** START DATASET EXCERPTS **

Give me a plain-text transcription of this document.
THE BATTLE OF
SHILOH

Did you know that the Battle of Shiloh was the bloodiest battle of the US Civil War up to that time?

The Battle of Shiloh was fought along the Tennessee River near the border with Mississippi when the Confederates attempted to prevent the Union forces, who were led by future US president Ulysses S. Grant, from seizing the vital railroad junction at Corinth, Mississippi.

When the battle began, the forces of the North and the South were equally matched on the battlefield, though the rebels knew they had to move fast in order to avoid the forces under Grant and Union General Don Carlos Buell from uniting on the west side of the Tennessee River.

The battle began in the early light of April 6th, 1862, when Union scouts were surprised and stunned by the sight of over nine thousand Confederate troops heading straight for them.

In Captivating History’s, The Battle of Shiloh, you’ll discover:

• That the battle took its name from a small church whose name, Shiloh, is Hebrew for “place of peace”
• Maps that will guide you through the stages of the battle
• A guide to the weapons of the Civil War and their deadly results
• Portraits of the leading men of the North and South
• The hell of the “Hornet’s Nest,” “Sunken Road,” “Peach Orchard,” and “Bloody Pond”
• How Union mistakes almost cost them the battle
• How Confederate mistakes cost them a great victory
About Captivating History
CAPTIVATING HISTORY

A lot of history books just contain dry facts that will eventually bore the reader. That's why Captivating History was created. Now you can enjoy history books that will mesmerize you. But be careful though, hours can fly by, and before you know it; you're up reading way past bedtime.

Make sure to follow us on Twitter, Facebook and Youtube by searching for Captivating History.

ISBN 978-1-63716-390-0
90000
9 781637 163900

** END DATASET EXCERPTS **

**SET EXERCISE**. Print every record exactly as it was given.

**WRITTEN SOLUTION**.
Give me a plain-text transcription of this document.
THE BATTLE OF
SHILOH

Did you know that the Battle of Shiloh was the bloodiest battle of the US Civil War up to that time?

The Battle of Shiloh was fought along the Tennessee River near the border with Mississippi when the Confederates attempted to prevent the Union forces, who were led by future US president Ulysses S. Grant, from seizing the vital railroad junction at Corinth, Mississippi.

When the battle began, the forces of the North and the South were equally matched on the battlefield, though the rebels knew they had to move fast in order to avoid the forces under Grant and Union General Don Carlos Buell from uniting on the west side of the Tennessee River.

The battle began in the early light of April 6th, 1862, when Union scouts were surprised and stunned by the sight of over nine thousand Confederate troops heading straight for them.

In Captivating History’s, The Battle of Shiloh, you’ll discover:

• That the battle took its name from a small church whose name, Shiloh, is Hebrew for “place of peace”
• Maps that will guide you through the stages of the battle
• A guide to the weapons of the Civil War and their deadly results
• Portraits of the leading men of the North and South
• The hell of the “Hornet’s Nest,” “Sunken Road,” “Peach Orchard,” and “Bloody Pond”
• How Union mistakes almost cost them the battle
• How Confederate mistakes cost them a great victory
About Captivating History
CAPTIVATING HISTORY

A lot of history books just contain dry facts that will eventually bore the reader. That's why Captivating History was created. Now you can enjoy history books that will mesmerize you. But be careful though, hours can fly by, and before you know it; you're up reading way past bedtime.

Make sure to follow us on Twitter, Facebook and Youtube by searching for Captivating History.

ISBN 978-1-63716-390-0
90000
9 781637 163900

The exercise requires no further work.